WHAT THE TASK ASKS => Reproduce the entries word for word, and omit any picture you find in them.

GIVEN INFORMATION =>
* START *
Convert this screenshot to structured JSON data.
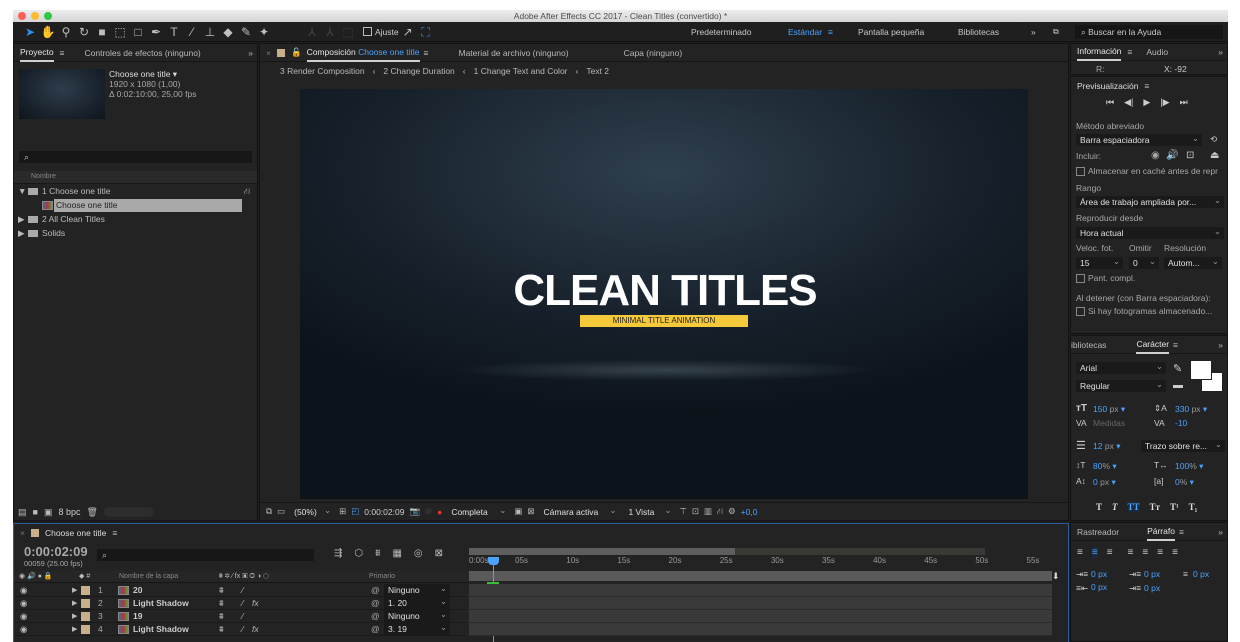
{
  "app": {
    "title": "Adobe After Effects CC 2017 - Clean Titles (convertido) *"
  },
  "toolbar": {
    "snapping_label": "Ajuste",
    "workspaces": [
      "Predeterminado",
      "Estándar",
      "Pantalla pequeña",
      "Bibliotecas"
    ],
    "active_workspace": "Estándar",
    "search_placeholder": "Buscar en la Ayuda"
  },
  "project": {
    "tabs": [
      "Proyecto",
      "Controles de efectos (ninguno)"
    ],
    "item_name": "Choose one title ▾",
    "item_size": "1920 x 1080 (1,00)",
    "item_duration": "Δ 0:02:10:00, 25,00 fps",
    "column_name": "Nombre",
    "items": [
      {
        "label": "1 Choose one title",
        "type": "folder",
        "expanded": true
      },
      {
        "label": "Choose one title",
        "type": "comp",
        "selected": true
      },
      {
        "label": "2 All Clean Titles",
        "type": "folder"
      },
      {
        "label": "Solids",
        "type": "folder"
      }
    ],
    "bpc": "8 bpc"
  },
  "composition": {
    "tab_prefix": "Composición",
    "tab_name": "Choose one title",
    "other_tabs": [
      "Material de archivo (ninguno)",
      "Capa (ninguno)"
    ],
    "breadcrumbs": [
      "3 Render Composition",
      "2 Change Duration",
      "1 Change Text and Color",
      "Text 2"
    ],
    "title_text": "CLEAN TITLES",
    "subtitle_text": "MINIMAL TITLE ANIMATION",
    "accent_color": "#f5c93a"
  },
  "viewer_bar": {
    "zoom": "(50%)",
    "timecode": "0:00:02:09",
    "resolution": "Completa",
    "camera": "Cámara activa",
    "views": "1 Vista",
    "exposure": "+0,0"
  },
  "info": {
    "tabs": [
      "Información",
      "Audio"
    ],
    "r_label": "R:",
    "x_label": "X: -92"
  },
  "preview": {
    "title": "Previsualización",
    "shortcut_label": "Método abreviado",
    "shortcut_value": "Barra espaciadora",
    "include_label": "Incluir:",
    "cache_label": "Almacenar en caché antes de repr",
    "range_label": "Rango",
    "range_value": "Área de trabajo ampliada por...",
    "play_from_label": "Reproducir desde",
    "play_from_value": "Hora actual",
    "fps_label": "Veloc. fot.",
    "skip_label": "Omitir",
    "res_label": "Resolución",
    "fps_value": "15",
    "skip_value": "0",
    "res_value": "Autom...",
    "fullscreen_label": "Pant. compl.",
    "on_stop_label": "Al detener (con Barra espaciadora):",
    "on_stop_option": "Si hay fotogramas almacenado..."
  },
  "character": {
    "tabs": [
      "ibliotecas",
      "Carácter"
    ],
    "font": "Arial",
    "style": "Regular",
    "size": "150",
    "size_unit": "px",
    "leading": "330",
    "leading_unit": "px",
    "kerning": "Medidas",
    "tracking": "-10",
    "stroke": "12",
    "stroke_unit": "px",
    "stroke_mode": "Trazo sobre re...",
    "vscale": "80",
    "vscale_unit": "%",
    "hscale": "100",
    "hscale_unit": "%",
    "baseline": "0",
    "baseline_unit": "px",
    "tsume": "0",
    "tsume_unit": "%",
    "styles": [
      "T",
      "T",
      "TT",
      "Tт",
      "T¹",
      "T₁"
    ]
  },
  "paragraph": {
    "tabs": [
      "Rastreador",
      "Párrafo"
    ],
    "indent_left": "0 px",
    "indent_first": "0 px",
    "indent_right": "0 px",
    "space_before": "0 px",
    "space_after": "0 px"
  },
  "timeline": {
    "comp_name": "Choose one title",
    "timecode": "0:00:02:09",
    "frames": "00059 (25.00 fps)",
    "col_layer_name": "Nombre de la capa",
    "col_parent": "Primario",
    "ruler": [
      "0:00s",
      "05s",
      "10s",
      "15s",
      "20s",
      "25s",
      "30s",
      "35s",
      "40s",
      "45s",
      "50s",
      "55s"
    ],
    "playhead_seconds": 2.36,
    "work_area_end_seconds": 26,
    "layers": [
      {
        "num": "1",
        "name": "20",
        "fx": false,
        "parent": "Ninguno"
      },
      {
        "num": "2",
        "name": "Light Shadow",
        "fx": true,
        "parent": "1. 20"
      },
      {
        "num": "3",
        "name": "19",
        "fx": false,
        "parent": "Ninguno"
      },
      {
        "num": "4",
        "name": "Light Shadow",
        "fx": true,
        "parent": "3. 19"
      }
    ]
  }
}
* END *
THE RESULT =>
Convert this screenshot to structured JSON data.
{
  "app": {
    "title": "Adobe After Effects CC 2017 - Clean Titles (convertido) *"
  },
  "toolbar": {
    "snapping_label": "Ajuste",
    "workspaces": [
      "Predeterminado",
      "Estándar",
      "Pantalla pequeña",
      "Bibliotecas"
    ],
    "active_workspace": "Estándar",
    "search_placeholder": "Buscar en la Ayuda"
  },
  "project": {
    "tabs": [
      "Proyecto",
      "Controles de efectos (ninguno)"
    ],
    "item_name": "Choose one title ▾",
    "item_size": "1920 x 1080 (1,00)",
    "item_duration": "Δ 0:02:10:00, 25,00 fps",
    "column_name": "Nombre",
    "items": [
      {
        "label": "1 Choose one title",
        "type": "folder",
        "expanded": true
      },
      {
        "label": "Choose one title",
        "type": "comp",
        "selected": true
      },
      {
        "label": "2 All Clean Titles",
        "type": "folder"
      },
      {
        "label": "Solids",
        "type": "folder"
      }
    ],
    "bpc": "8 bpc"
  },
  "composition": {
    "tab_prefix": "Composición",
    "tab_name": "Choose one title",
    "other_tabs": [
      "Material de archivo (ninguno)",
      "Capa (ninguno)"
    ],
    "breadcrumbs": [
      "3 Render Composition",
      "2 Change Duration",
      "1 Change Text and Color",
      "Text 2"
    ],
    "title_text": "CLEAN TITLES",
    "subtitle_text": "MINIMAL TITLE ANIMATION",
    "accent_color": "#f5c93a"
  },
  "viewer_bar": {
    "zoom": "(50%)",
    "timecode": "0:00:02:09",
    "resolution": "Completa",
    "camera": "Cámara activa",
    "views": "1 Vista",
    "exposure": "+0,0"
  },
  "info": {
    "tabs": [
      "Información",
      "Audio"
    ],
    "r_label": "R:",
    "x_label": "X: -92"
  },
  "preview": {
    "title": "Previsualización",
    "shortcut_label": "Método abreviado",
    "shortcut_value": "Barra espaciadora",
    "include_label": "Incluir:",
    "cache_label": "Almacenar en caché antes de repr",
    "range_label": "Rango",
    "range_value": "Área de trabajo ampliada por...",
    "play_from_label": "Reproducir desde",
    "play_from_value": "Hora actual",
    "fps_label": "Veloc. fot.",
    "skip_label": "Omitir",
    "res_label": "Resolución",
    "fps_value": "15",
    "skip_value": "0",
    "res_value": "Autom...",
    "fullscreen_label": "Pant. compl.",
    "on_stop_label": "Al detener (con Barra espaciadora):",
    "on_stop_option": "Si hay fotogramas almacenado..."
  },
  "character": {
    "tabs": [
      "ibliotecas",
      "Carácter"
    ],
    "font": "Arial",
    "style": "Regular",
    "size": "150",
    "size_unit": "px",
    "leading": "330",
    "leading_unit": "px",
    "kerning": "Medidas",
    "tracking": "-10",
    "stroke": "12",
    "stroke_unit": "px",
    "stroke_mode": "Trazo sobre re...",
    "vscale": "80",
    "vscale_unit": "%",
    "hscale": "100",
    "hscale_unit": "%",
    "baseline": "0",
    "baseline_unit": "px",
    "tsume": "0",
    "tsume_unit": "%",
    "styles": [
      "T",
      "T",
      "TT",
      "Tт",
      "T¹",
      "T₁"
    ]
  },
  "paragraph": {
    "tabs": [
      "Rastreador",
      "Párrafo"
    ],
    "indent_left": "0 px",
    "indent_first": "0 px",
    "indent_right": "0 px",
    "space_before": "0 px",
    "space_after": "0 px"
  },
  "timeline": {
    "comp_name": "Choose one title",
    "timecode": "0:00:02:09",
    "frames": "00059 (25.00 fps)",
    "col_layer_name": "Nombre de la capa",
    "col_parent": "Primario",
    "ruler": [
      "0:00s",
      "05s",
      "10s",
      "15s",
      "20s",
      "25s",
      "30s",
      "35s",
      "40s",
      "45s",
      "50s",
      "55s"
    ],
    "playhead_seconds": 2.36,
    "work_area_end_seconds": 26,
    "layers": [
      {
        "num": "1",
        "name": "20",
        "fx": false,
        "parent": "Ninguno"
      },
      {
        "num": "2",
        "name": "Light Shadow",
        "fx": true,
        "parent": "1. 20"
      },
      {
        "num": "3",
        "name": "19",
        "fx": false,
        "parent": "Ninguno"
      },
      {
        "num": "4",
        "name": "Light Shadow",
        "fx": true,
        "parent": "3. 19"
      }
    ]
  }
}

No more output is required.